[Dataset rows]
%%
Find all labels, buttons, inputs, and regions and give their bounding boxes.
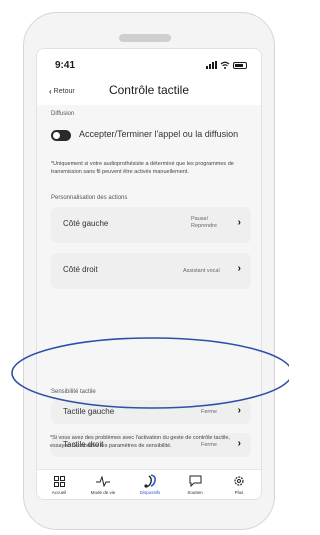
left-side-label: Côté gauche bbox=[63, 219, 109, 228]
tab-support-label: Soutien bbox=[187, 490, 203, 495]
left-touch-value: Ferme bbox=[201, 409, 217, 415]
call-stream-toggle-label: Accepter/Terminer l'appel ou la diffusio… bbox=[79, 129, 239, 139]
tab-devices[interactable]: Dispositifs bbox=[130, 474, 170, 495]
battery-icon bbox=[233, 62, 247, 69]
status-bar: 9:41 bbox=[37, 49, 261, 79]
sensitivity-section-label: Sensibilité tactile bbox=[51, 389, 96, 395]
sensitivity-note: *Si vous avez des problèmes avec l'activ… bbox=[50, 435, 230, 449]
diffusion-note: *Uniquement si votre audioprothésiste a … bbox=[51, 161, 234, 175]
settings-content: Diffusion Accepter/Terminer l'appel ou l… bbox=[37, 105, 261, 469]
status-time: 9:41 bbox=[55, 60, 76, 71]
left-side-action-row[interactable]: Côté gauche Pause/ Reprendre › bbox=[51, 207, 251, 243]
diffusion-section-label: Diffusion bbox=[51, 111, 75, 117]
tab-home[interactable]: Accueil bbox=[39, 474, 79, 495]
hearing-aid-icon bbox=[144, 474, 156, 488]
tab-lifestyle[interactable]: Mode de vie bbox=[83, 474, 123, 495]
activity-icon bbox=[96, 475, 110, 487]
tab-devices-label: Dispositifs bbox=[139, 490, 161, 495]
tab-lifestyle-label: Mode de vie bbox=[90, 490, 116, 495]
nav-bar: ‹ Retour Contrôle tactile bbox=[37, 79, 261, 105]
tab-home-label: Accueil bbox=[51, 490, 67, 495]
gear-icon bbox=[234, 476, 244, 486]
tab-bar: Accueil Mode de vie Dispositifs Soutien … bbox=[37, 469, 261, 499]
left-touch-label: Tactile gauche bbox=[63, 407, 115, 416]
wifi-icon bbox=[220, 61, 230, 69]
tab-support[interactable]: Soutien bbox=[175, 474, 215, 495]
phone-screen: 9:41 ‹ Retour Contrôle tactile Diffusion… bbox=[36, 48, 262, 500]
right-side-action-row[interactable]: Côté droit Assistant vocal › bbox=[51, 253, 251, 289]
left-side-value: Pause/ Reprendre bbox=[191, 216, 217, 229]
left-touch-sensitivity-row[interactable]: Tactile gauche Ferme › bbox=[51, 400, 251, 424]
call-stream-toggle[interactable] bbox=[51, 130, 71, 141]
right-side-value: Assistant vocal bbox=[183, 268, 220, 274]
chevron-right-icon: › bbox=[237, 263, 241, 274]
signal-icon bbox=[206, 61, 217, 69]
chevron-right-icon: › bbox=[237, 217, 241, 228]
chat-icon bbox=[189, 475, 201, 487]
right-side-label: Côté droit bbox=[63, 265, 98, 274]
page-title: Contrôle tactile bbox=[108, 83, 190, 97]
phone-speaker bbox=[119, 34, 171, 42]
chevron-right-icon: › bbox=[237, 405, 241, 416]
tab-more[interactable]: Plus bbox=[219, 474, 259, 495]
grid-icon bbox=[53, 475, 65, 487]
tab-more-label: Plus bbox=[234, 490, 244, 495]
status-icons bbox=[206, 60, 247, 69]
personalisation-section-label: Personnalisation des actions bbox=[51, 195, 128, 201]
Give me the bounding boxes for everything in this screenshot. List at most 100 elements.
%%
**Written exercise**
Copy the rows above word for word, leaving out the pictures.

**Solution**
Find all labels, buttons, inputs, and regions and give their bounding boxes.
left-side-label: Côté gauche bbox=[63, 219, 109, 228]
tab-support-label: Soutien bbox=[187, 490, 203, 495]
left-touch-value: Ferme bbox=[201, 409, 217, 415]
call-stream-toggle-label: Accepter/Terminer l'appel ou la diffusio… bbox=[79, 129, 239, 139]
tab-devices[interactable]: Dispositifs bbox=[130, 474, 170, 495]
battery-icon bbox=[233, 62, 247, 69]
status-bar: 9:41 bbox=[37, 49, 261, 79]
sensitivity-section-label: Sensibilité tactile bbox=[51, 389, 96, 395]
sensitivity-note: *Si vous avez des problèmes avec l'activ… bbox=[50, 435, 230, 449]
diffusion-note: *Uniquement si votre audioprothésiste a … bbox=[51, 161, 234, 175]
settings-content: Diffusion Accepter/Terminer l'appel ou l… bbox=[37, 105, 261, 469]
status-time: 9:41 bbox=[55, 60, 76, 71]
left-side-action-row[interactable]: Côté gauche Pause/ Reprendre › bbox=[51, 207, 251, 243]
diffusion-section-label: Diffusion bbox=[51, 111, 75, 117]
tab-home[interactable]: Accueil bbox=[39, 474, 79, 495]
hearing-aid-icon bbox=[144, 474, 156, 488]
tab-lifestyle[interactable]: Mode de vie bbox=[83, 474, 123, 495]
activity-icon bbox=[96, 475, 110, 487]
tab-devices-label: Dispositifs bbox=[139, 490, 161, 495]
tab-lifestyle-label: Mode de vie bbox=[90, 490, 116, 495]
nav-bar: ‹ Retour Contrôle tactile bbox=[37, 79, 261, 105]
tab-home-label: Accueil bbox=[51, 490, 67, 495]
gear-icon bbox=[234, 476, 244, 486]
tab-bar: Accueil Mode de vie Dispositifs Soutien … bbox=[37, 469, 261, 499]
left-touch-label: Tactile gauche bbox=[63, 407, 115, 416]
wifi-icon bbox=[220, 61, 230, 69]
tab-support[interactable]: Soutien bbox=[175, 474, 215, 495]
phone-screen: 9:41 ‹ Retour Contrôle tactile Diffusion… bbox=[36, 48, 262, 500]
right-side-action-row[interactable]: Côté droit Assistant vocal › bbox=[51, 253, 251, 289]
left-side-value: Pause/ Reprendre bbox=[191, 216, 217, 229]
left-touch-sensitivity-row[interactable]: Tactile gauche Ferme › bbox=[51, 400, 251, 424]
call-stream-toggle[interactable] bbox=[51, 130, 71, 141]
right-side-value: Assistant vocal bbox=[183, 268, 220, 274]
chevron-right-icon: › bbox=[237, 263, 241, 274]
signal-icon bbox=[206, 61, 217, 69]
chevron-right-icon: › bbox=[237, 217, 241, 228]
chat-icon bbox=[189, 475, 201, 487]
right-side-label: Côté droit bbox=[63, 265, 98, 274]
page-title: Contrôle tactile bbox=[108, 83, 190, 97]
phone-speaker bbox=[119, 34, 171, 42]
chevron-right-icon: › bbox=[237, 405, 241, 416]
tab-more[interactable]: Plus bbox=[219, 474, 259, 495]
grid-icon bbox=[53, 475, 65, 487]
tab-more-label: Plus bbox=[234, 490, 244, 495]
status-icons bbox=[206, 60, 247, 69]
personalisation-section-label: Personnalisation des actions bbox=[51, 195, 128, 201]
Give me the bounding boxes for everything in this screenshot. List at most 100 elements.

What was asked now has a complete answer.